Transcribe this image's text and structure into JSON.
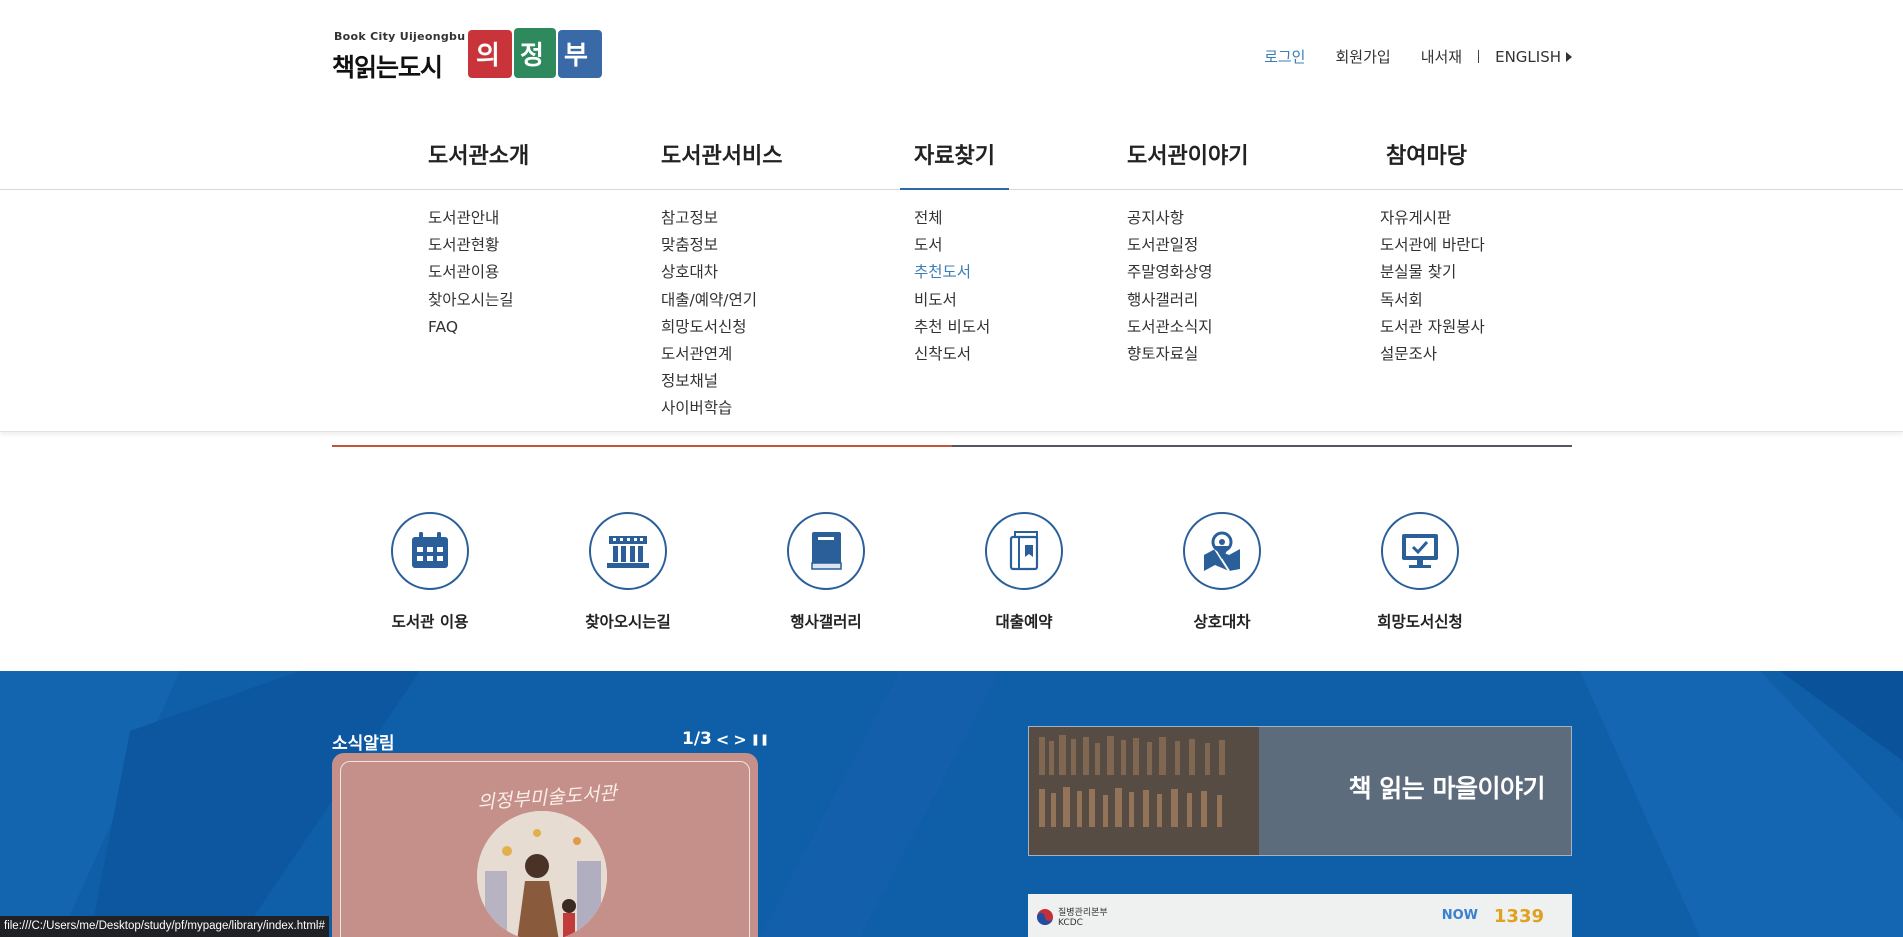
{
  "header": {
    "logo_sub": "Book City Uijeongbu",
    "logo_main": "책읽는도시",
    "util": {
      "login": "로그인",
      "join": "회원가입",
      "mylib": "내서재",
      "english": "ENGLISH"
    }
  },
  "gnb": {
    "menus": [
      "도서관소개",
      "도서관서비스",
      "자료찾기",
      "도서관이야기",
      "참여마당"
    ],
    "active": "자료찾기"
  },
  "submenu": {
    "col0": [
      "도서관안내",
      "도서관현황",
      "도서관이용",
      "찾아오시는길",
      "FAQ"
    ],
    "col1": [
      "참고정보",
      "맞춤정보",
      "상호대차",
      "대출/예약/연기",
      "희망도서신청",
      "도서관연계",
      "정보채널",
      "사이버학습"
    ],
    "col2": [
      "전체",
      "도서",
      "추천도서",
      "비도서",
      "추천 비도서",
      "신착도서"
    ],
    "col3": [
      "공지사항",
      "도서관일정",
      "주말영화상영",
      "행사갤러리",
      "도서관소식지",
      "향토자료실"
    ],
    "col4": [
      "자유게시판",
      "도서관에 바란다",
      "분실물 찾기",
      "독서회",
      "도서관 자원봉사",
      "설문조사"
    ],
    "highlighted": "추천도서"
  },
  "quick_menu": [
    {
      "label": "도서관 이용",
      "icon": "calendar-icon"
    },
    {
      "label": "찾아오시는길",
      "icon": "building-icon"
    },
    {
      "label": "행사갤러리",
      "icon": "book-icon"
    },
    {
      "label": "대출예약",
      "icon": "book-return-icon"
    },
    {
      "label": "상호대차",
      "icon": "map-pin-icon"
    },
    {
      "label": "희망도서신청",
      "icon": "monitor-check-icon"
    }
  ],
  "news": {
    "title": "소식알림",
    "counter": "1/3",
    "prev": "<",
    "next": ">",
    "pause": "❚❚",
    "card_script": "의정부미술도서관"
  },
  "banners": {
    "story": "책 읽는 마을이야기",
    "kdca": "질병관리본부\nKCDC",
    "now": "NOW",
    "hotline": "1339"
  },
  "status_url": "file:///C:/Users/me/Desktop/study/pf/mypage/library/index.html#",
  "colors": {
    "accent_blue": "#3b7fb8",
    "band_blue": "#0f5ea8",
    "icon_blue": "#2a5f9a",
    "line_red": "#c2533c"
  }
}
================================
◆ Exercise goal ◆
With the pictures omitted, reproduce the records in full and exactly.

◆ The answer ◆
Transcribe this image's text and structure into JSON.
{
  "header": {
    "logo_sub": "Book City Uijeongbu",
    "logo_main": "책읽는도시",
    "util": {
      "login": "로그인",
      "join": "회원가입",
      "mylib": "내서재",
      "english": "ENGLISH"
    }
  },
  "gnb": {
    "menus": [
      "도서관소개",
      "도서관서비스",
      "자료찾기",
      "도서관이야기",
      "참여마당"
    ],
    "active": "자료찾기"
  },
  "submenu": {
    "col0": [
      "도서관안내",
      "도서관현황",
      "도서관이용",
      "찾아오시는길",
      "FAQ"
    ],
    "col1": [
      "참고정보",
      "맞춤정보",
      "상호대차",
      "대출/예약/연기",
      "희망도서신청",
      "도서관연계",
      "정보채널",
      "사이버학습"
    ],
    "col2": [
      "전체",
      "도서",
      "추천도서",
      "비도서",
      "추천 비도서",
      "신착도서"
    ],
    "col3": [
      "공지사항",
      "도서관일정",
      "주말영화상영",
      "행사갤러리",
      "도서관소식지",
      "향토자료실"
    ],
    "col4": [
      "자유게시판",
      "도서관에 바란다",
      "분실물 찾기",
      "독서회",
      "도서관 자원봉사",
      "설문조사"
    ],
    "highlighted": "추천도서"
  },
  "quick_menu": [
    {
      "label": "도서관 이용",
      "icon": "calendar-icon"
    },
    {
      "label": "찾아오시는길",
      "icon": "building-icon"
    },
    {
      "label": "행사갤러리",
      "icon": "book-icon"
    },
    {
      "label": "대출예약",
      "icon": "book-return-icon"
    },
    {
      "label": "상호대차",
      "icon": "map-pin-icon"
    },
    {
      "label": "희망도서신청",
      "icon": "monitor-check-icon"
    }
  ],
  "news": {
    "title": "소식알림",
    "counter": "1/3",
    "prev": "<",
    "next": ">",
    "pause": "❚❚",
    "card_script": "의정부미술도서관"
  },
  "banners": {
    "story": "책 읽는 마을이야기",
    "kdca": "질병관리본부\nKCDC",
    "now": "NOW",
    "hotline": "1339"
  },
  "status_url": "file:///C:/Users/me/Desktop/study/pf/mypage/library/index.html#",
  "colors": {
    "accent_blue": "#3b7fb8",
    "band_blue": "#0f5ea8",
    "icon_blue": "#2a5f9a",
    "line_red": "#c2533c"
  }
}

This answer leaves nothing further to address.